▶ **What this task involves**
Could you change every "x-tick-label" to "x-axis-tick" in the lines from the line with "Localize each UI" up to and including the line with "footer-timestamp: 18-Jan-2013 02:29", and give those lines back with nothing else altered and the pictures left out?

▶ **Data rows**
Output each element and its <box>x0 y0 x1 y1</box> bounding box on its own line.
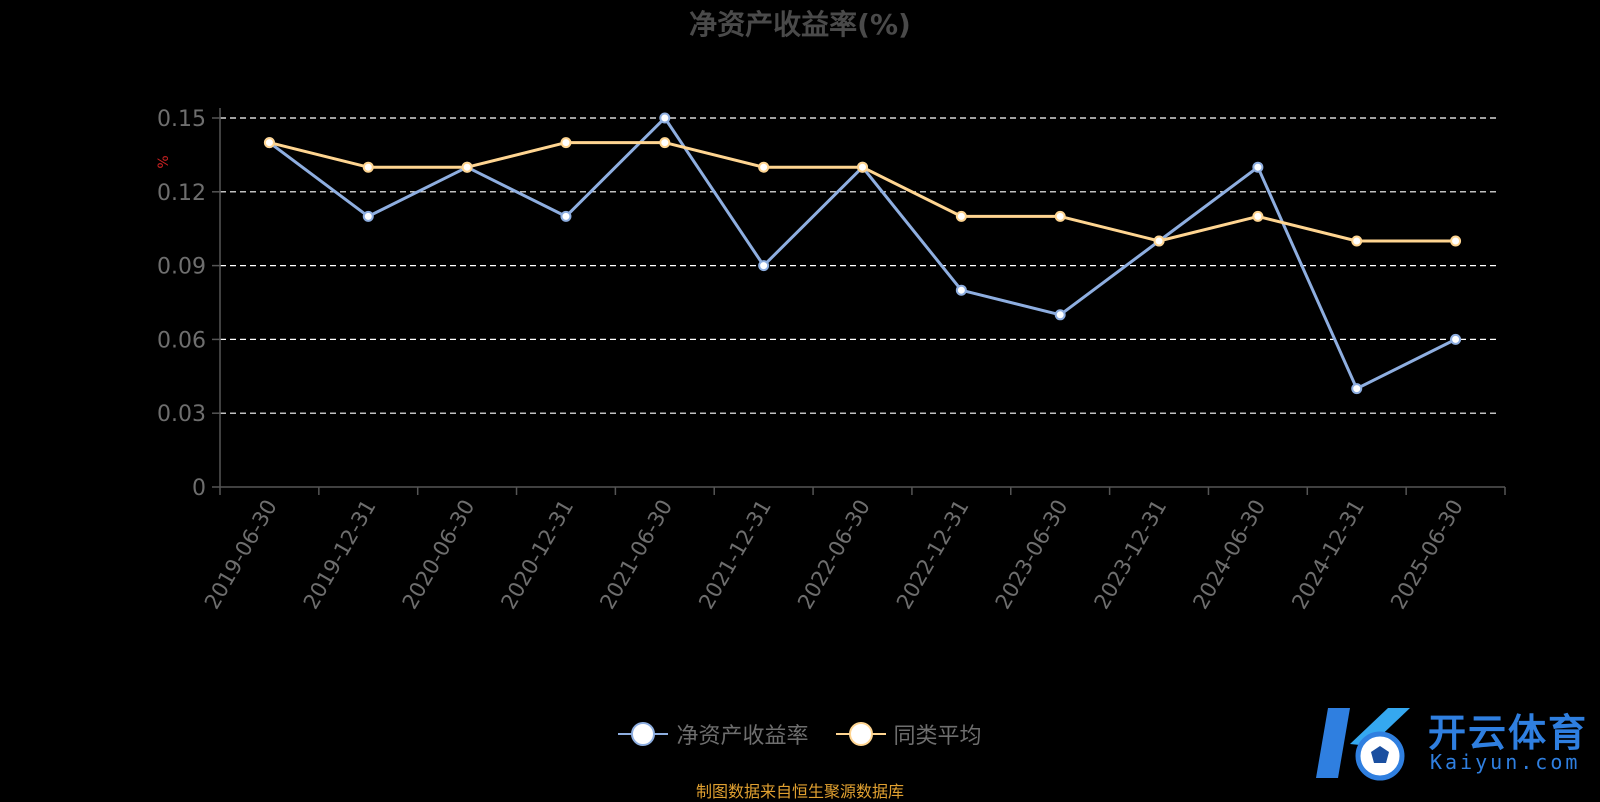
--
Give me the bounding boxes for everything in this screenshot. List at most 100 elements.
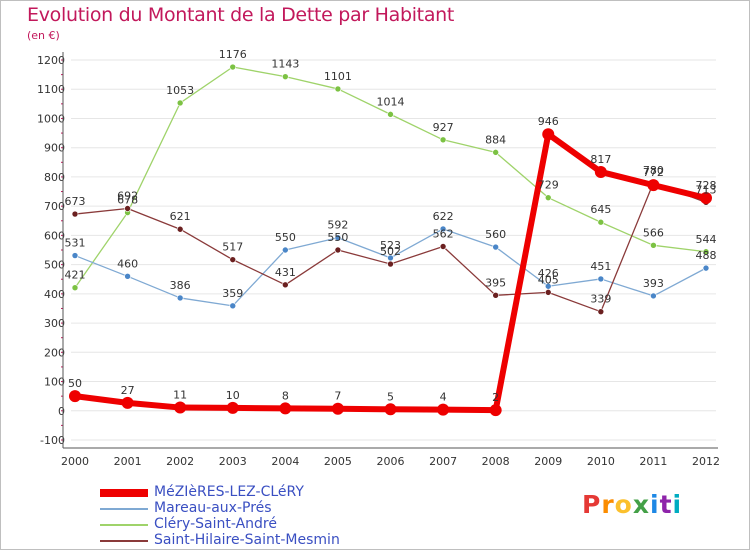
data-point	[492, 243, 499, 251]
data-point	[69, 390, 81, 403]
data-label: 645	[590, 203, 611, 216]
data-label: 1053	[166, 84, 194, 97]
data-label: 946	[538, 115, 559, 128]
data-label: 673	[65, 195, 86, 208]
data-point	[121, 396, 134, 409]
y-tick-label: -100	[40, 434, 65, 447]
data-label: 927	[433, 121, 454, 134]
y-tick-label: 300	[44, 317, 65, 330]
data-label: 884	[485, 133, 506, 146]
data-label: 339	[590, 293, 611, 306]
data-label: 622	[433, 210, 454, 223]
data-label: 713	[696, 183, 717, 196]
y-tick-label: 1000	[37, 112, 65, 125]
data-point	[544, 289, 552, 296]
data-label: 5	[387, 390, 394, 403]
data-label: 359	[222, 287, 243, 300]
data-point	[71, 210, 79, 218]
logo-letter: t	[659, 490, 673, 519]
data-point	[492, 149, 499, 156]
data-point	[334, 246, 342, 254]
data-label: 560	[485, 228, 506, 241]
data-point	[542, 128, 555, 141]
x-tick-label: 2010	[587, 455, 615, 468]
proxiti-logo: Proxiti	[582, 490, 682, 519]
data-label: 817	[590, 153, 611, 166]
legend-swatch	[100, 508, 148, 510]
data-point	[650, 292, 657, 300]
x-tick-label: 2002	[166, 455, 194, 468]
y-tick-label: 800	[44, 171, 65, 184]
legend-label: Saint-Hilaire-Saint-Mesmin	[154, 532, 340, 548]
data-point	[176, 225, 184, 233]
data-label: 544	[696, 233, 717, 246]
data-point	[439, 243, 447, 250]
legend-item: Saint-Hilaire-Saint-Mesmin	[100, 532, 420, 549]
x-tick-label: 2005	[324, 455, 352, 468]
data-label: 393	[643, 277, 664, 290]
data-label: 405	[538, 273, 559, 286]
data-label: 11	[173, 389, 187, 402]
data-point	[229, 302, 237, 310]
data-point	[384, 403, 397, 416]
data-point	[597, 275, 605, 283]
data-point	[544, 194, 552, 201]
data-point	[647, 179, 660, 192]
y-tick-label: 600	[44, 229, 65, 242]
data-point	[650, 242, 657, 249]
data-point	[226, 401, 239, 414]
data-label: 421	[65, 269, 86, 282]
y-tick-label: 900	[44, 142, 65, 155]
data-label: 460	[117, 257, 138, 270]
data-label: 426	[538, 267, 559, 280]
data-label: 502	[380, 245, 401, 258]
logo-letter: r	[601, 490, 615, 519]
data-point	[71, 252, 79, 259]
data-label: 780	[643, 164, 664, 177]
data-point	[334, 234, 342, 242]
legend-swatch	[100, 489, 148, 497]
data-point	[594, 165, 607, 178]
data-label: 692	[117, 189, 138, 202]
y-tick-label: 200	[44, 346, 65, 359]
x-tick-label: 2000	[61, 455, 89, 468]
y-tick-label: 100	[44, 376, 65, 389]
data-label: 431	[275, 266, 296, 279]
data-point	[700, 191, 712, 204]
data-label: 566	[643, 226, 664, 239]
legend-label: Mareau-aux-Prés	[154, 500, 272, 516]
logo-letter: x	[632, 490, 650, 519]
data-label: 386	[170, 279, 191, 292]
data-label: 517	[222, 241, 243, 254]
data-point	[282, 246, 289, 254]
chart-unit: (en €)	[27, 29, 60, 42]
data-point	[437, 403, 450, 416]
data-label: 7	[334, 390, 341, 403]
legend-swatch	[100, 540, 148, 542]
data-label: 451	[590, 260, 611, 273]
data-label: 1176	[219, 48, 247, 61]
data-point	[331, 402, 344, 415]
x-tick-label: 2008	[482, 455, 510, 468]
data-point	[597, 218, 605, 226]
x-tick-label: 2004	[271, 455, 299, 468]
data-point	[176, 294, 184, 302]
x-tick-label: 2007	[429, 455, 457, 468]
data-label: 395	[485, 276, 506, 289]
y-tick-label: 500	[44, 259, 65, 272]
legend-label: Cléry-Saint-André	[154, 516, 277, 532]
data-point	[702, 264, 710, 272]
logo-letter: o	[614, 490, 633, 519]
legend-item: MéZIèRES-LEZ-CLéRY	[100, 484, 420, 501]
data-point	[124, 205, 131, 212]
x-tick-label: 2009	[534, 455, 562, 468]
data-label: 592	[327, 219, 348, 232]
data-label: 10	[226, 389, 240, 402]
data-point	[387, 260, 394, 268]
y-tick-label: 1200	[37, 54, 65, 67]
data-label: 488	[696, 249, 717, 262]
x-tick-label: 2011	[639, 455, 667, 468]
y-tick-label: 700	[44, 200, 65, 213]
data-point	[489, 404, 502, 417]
* * *
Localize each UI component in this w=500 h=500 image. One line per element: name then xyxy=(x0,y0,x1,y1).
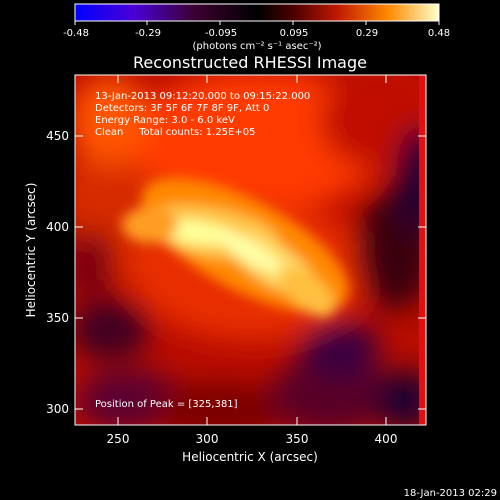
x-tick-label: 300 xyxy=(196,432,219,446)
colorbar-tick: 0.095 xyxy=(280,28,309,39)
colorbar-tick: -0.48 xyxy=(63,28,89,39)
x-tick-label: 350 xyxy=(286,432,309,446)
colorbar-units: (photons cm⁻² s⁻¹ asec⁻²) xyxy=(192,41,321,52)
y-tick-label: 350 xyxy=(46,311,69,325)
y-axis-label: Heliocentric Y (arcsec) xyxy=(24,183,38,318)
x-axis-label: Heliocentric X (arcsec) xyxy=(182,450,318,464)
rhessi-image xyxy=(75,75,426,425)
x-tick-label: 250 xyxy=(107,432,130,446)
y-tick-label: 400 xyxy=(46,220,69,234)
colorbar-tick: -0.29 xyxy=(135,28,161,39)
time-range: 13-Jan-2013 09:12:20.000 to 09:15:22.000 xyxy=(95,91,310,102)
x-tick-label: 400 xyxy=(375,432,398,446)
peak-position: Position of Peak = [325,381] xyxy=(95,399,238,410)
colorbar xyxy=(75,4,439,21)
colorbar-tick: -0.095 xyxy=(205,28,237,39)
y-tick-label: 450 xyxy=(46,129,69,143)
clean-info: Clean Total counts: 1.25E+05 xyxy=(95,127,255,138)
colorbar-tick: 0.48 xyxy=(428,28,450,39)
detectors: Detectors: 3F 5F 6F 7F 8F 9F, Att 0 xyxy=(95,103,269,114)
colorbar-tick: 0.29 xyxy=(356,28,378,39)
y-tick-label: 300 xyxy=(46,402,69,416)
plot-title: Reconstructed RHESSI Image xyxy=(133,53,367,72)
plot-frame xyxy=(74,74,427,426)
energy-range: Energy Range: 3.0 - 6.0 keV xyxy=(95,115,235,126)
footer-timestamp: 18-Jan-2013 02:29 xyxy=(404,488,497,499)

▶ **Written response**
Localize each UI component in this w=500 h=500 image. One line per element: name then xyxy=(x0,y0,x1,y1).
x-axis-tick: 300 xyxy=(196,432,219,446)
colorbar-tick: 0.095 xyxy=(280,28,309,39)
colorbar-tick: -0.48 xyxy=(63,28,89,39)
x-axis-tick: 350 xyxy=(286,432,309,446)
colorbar-units: (photons cm⁻² s⁻¹ asec⁻²) xyxy=(192,41,321,52)
y-tick-label: 350 xyxy=(46,311,69,325)
y-axis-label: Heliocentric Y (arcsec) xyxy=(24,183,38,318)
x-axis-label: Heliocentric X (arcsec) xyxy=(182,450,318,464)
rhessi-image xyxy=(75,75,426,425)
x-axis-tick: 250 xyxy=(107,432,130,446)
y-tick-label: 400 xyxy=(46,220,69,234)
colorbar-tick: -0.29 xyxy=(135,28,161,39)
time-range: 13-Jan-2013 09:12:20.000 to 09:15:22.000 xyxy=(95,91,310,102)
x-axis-tick: 400 xyxy=(375,432,398,446)
peak-position: Position of Peak = [325,381] xyxy=(95,399,238,410)
colorbar xyxy=(75,4,439,21)
colorbar-tick: -0.095 xyxy=(205,28,237,39)
y-tick-label: 450 xyxy=(46,129,69,143)
clean-info: Clean Total counts: 1.25E+05 xyxy=(95,127,255,138)
colorbar-tick: 0.48 xyxy=(428,28,450,39)
detectors: Detectors: 3F 5F 6F 7F 8F 9F, Att 0 xyxy=(95,103,269,114)
colorbar-tick: 0.29 xyxy=(356,28,378,39)
y-tick-label: 300 xyxy=(46,402,69,416)
plot-title: Reconstructed RHESSI Image xyxy=(133,53,367,72)
plot-frame xyxy=(74,74,427,426)
energy-range: Energy Range: 3.0 - 6.0 keV xyxy=(95,115,235,126)
footer-timestamp: 18-Jan-2013 02:29 xyxy=(404,488,497,499)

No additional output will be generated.